◆ Page text
--------------------------------
Mexican Anglican bishop (1950–2024)

Francisco Manuel Moreno (13 August 1950 – 30 April 2024) was a Mexican Anglican bishop who was primate of the Anglican Church of Mexico.

==Biography==
He studied for the ministry at the San Andrés Seminary in Mexico City, being ordained a deacon in 1972 and a priest in 1974, for the Diocese of Northern Mexico.

He was bishop of Northern Mexico, from 5 March 2010 to November 2020. In 2013 he was elected IV Primate of the Anglican Church of Mexico at their 7th General Synod on 14 June 2013, with his installation taking place two days later. He retired effective 13 November 2020. During his primacy Mexico received the first ever visit of an Archbishop of Canterbury. In February 2020 he signed a new covenant with The Episcopal Church (USA).

In 2023 Moreno issued a communique where he did not recognize the result of the electoral synod electing his successor as diocesan bishop, alleging serious irregularities and violation of canon law to the point of qualifying it as an electoral fraud, and he was in fact still recognized as the only legitimate bishop by several congregations including the cathedral of the Northern Mexico diocese. In the same communique, he informed the readers that legally he was still the bishop of the diocese and that he was going to take legal proceedings against those responsible; he promised a new electoral synod with fairness and clear rules so a new bishop freely elected might succeed him.
--------------------------------
◆ Directions
1. Please print everything in the Moreno biography from "Mexican Anglican bishop (1950–2024)" down to "of Northern Mexico.", word for word.
2. List every distinct year named in the Moreno biography.
3. Decide whether each statement agrees with the Moreno biography, answering yes or no and quoting the words that settle it: (a) Moreno was ordained a priest in 1972. (b) His installation as primate came two days after his election. (c) The cathedral of the Northern Mexico diocese still recognized him as the only legitimate bishop.
--------------------------------
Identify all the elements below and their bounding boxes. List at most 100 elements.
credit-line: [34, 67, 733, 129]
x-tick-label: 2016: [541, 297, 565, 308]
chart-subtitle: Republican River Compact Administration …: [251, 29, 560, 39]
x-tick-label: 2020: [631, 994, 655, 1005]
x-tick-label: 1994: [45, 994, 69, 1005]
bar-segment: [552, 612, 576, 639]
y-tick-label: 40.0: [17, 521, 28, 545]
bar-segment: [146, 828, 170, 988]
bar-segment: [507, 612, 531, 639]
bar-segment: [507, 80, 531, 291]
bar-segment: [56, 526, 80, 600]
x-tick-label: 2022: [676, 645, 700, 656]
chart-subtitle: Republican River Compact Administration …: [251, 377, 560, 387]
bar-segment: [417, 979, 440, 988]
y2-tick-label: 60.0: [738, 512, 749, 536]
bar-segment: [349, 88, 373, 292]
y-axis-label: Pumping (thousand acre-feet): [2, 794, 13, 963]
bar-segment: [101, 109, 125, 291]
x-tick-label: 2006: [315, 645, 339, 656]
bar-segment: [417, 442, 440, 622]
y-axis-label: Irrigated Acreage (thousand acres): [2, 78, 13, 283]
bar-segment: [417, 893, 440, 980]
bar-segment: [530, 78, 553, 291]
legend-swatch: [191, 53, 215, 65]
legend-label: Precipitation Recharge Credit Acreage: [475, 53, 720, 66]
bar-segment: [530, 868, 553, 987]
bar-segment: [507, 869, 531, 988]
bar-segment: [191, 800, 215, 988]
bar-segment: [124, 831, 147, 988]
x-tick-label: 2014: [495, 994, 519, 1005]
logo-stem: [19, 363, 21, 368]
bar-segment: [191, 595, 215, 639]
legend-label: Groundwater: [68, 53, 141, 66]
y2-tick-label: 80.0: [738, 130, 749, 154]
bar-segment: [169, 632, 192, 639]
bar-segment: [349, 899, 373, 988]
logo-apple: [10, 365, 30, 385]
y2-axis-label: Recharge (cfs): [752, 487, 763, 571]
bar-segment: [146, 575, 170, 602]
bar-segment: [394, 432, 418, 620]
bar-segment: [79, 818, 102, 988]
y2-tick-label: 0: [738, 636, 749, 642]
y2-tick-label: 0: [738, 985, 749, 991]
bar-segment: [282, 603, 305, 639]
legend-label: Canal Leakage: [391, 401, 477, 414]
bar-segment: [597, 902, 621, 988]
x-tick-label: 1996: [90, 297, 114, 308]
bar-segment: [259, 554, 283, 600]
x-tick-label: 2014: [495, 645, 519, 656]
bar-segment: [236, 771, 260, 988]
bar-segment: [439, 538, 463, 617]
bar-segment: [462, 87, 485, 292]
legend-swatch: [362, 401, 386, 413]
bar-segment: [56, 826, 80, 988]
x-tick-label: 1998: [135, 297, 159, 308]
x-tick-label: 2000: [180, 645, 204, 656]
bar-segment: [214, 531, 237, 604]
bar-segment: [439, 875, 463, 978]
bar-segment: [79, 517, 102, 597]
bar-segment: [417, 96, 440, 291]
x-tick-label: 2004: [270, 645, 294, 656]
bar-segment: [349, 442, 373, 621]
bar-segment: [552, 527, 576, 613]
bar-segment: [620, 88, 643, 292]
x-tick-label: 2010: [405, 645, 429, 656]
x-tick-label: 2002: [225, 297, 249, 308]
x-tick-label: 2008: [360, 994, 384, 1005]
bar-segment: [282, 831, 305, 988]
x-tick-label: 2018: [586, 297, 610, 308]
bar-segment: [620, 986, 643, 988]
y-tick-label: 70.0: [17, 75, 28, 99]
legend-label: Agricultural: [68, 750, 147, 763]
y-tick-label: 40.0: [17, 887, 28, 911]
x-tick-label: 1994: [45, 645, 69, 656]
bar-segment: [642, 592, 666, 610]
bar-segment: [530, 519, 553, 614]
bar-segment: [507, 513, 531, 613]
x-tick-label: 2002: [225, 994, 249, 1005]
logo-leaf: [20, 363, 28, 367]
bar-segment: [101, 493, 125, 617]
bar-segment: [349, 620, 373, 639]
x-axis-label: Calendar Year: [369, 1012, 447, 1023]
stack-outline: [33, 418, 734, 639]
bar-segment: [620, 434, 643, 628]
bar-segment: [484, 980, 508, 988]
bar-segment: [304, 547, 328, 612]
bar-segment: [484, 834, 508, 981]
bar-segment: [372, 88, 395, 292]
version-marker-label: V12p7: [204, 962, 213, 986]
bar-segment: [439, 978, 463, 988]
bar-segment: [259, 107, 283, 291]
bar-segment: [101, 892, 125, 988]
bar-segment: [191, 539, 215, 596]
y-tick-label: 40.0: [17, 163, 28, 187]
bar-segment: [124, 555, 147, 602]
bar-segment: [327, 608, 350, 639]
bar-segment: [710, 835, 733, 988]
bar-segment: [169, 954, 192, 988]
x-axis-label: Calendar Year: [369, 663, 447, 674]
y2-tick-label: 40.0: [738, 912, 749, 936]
--------------------------------
◆ Results in order
1.
Mexican Anglican bishop (1950–2024)

Francisco Manuel Moreno (13 August 1950 – 30 April 2024) was a Mexican Anglican bishop who was primate of the Anglican Church of Mexico.

==Biography==
He studied for the ministry at the San Andrés Seminary in Mexico City, being ordained a deacon in 1972 and a priest in 1974, for the Diocese of Northern Mexico.

2. 1950, 2024, 1972, 1974, 2010, 2020, 2013, 2023

3.
(a) No. "being ordained a deacon in 1972 and a priest in 1974"
(b) Yes. "with his installation taking place two days later"
(c) Yes. "he was in fact still recognized as the only legitimate bishop by several congregations including the cathedral of the Northern Mexico diocese"